#### WRITTEN EXERCISE
Pull out every line below holding the word "平面BDM".

begin

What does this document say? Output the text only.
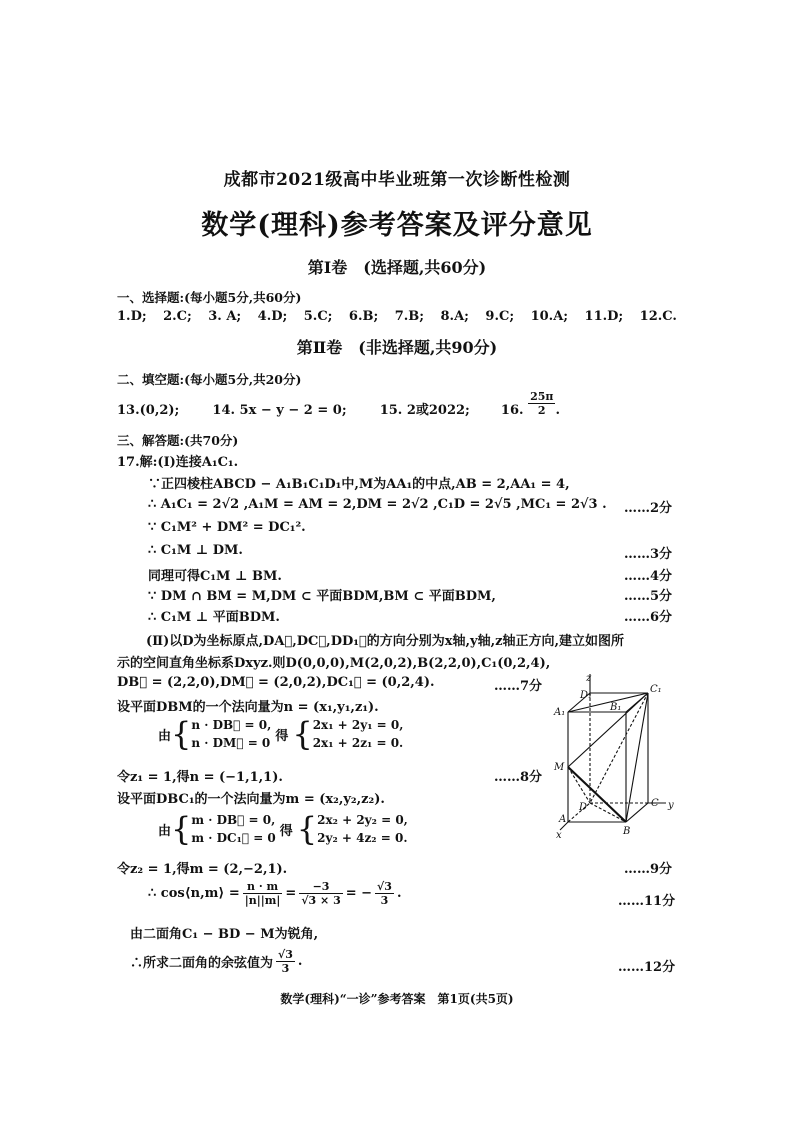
成都市2021级高中毕业班第一次诊断性检测
数学(理科)参考答案及评分意见
第Ⅰ卷　(选择题,共60分)
一、选择题:(每小题5分,共60分)
1.D; 2.C; 3. A; 4.D; 5.C; 6.B; 7.B; 8.A; 9.C; 10.A; 11.D; 12.C.
第Ⅱ卷　(非选择题,共90分)
二、填空题:(每小题5分,共20分)
13.(0,2);	14. 5x − y − 2 = 0;	15. 2或2022; 16. $\frac{25\pi}{2}$ .
三、解答题:(共70分)
17.解:(Ⅰ)连接A₁C₁.
∵正四棱柱ABCD − A₁B₁C₁D₁中,M为AA₁的中点,AB = 2,AA₁ = 4,
∴ A₁C₁ = 2√2 ,A₁M = AM = 2,DM = 2√2 ,C₁D = 2√5 ,MC₁ = 2√3 . ……2分
∵ C₁M² + DM² = DC₁².
∴ C₁M ⊥ DM.	……3分
同理可得C₁M ⊥ BM.	……4分
∵ DM ∩ BM = M,DM ⊂ 平面BDM,BM ⊂ 平面BDM,	……5分
∴ C₁M ⊥ 平面BDM.	……6分
(Ⅱ)以D为坐标原点,DA⃗,DC⃗,DD₁⃗的方向分别为x轴,y轴,z轴正方向,建立如图所
示的空间直角坐标系Dxyz.则D(0,0,0),M(2,0,2),B(2,2,0),C₁(0,2,4),
DB⃗ = (2,2,0),DM⃗ = (2,0,2),DC₁⃗ = (0,2,4).	……7分
设平面DBM的一个法向量为n = (x₁,y₁,z₁).
由 { n · DB⃗ = 0,
n · DM⃗ = 0 得 { 2x₁ + 2y₁ = 0,
2x₁ + 2z₁ = 0.
令z₁ = 1,得n = (−1,1,1).	……8分
设平面DBC₁的一个法向量为m = (x₂,y₂,z₂).
由 { m · DB⃗ = 0,
m · DC₁⃗ = 0 得 { 2x₂ + 2y₂ = 0,
2y₂ + 4z₂ = 0.
令z₂ = 1,得m = (2,−2,1).	……9分
∴ cos⟨n,m⟩ = $\frac{n \cdot m}{|n||m|} = \frac{-3}{√3 \times 3}$ = − $\frac{√3}{3}$ .
……11分
由二面角C₁ − BD − M为锐角,
∴所求二面角的余弦值为 $\frac{√3}{3}$ .	……12分
D₁
A₁	B₁
C₁
M
D	C
A
B
y
x
z
数学(理科)“一诊”参考答案　第1页(共5页)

end

#### ANSWER TO THIS TASK
∵ DM ∩ BM = M,DM ⊂ 平面BDM,BM ⊂ 平面BDM,	……5分
∴ C₁M ⊥ 平面BDM.	……6分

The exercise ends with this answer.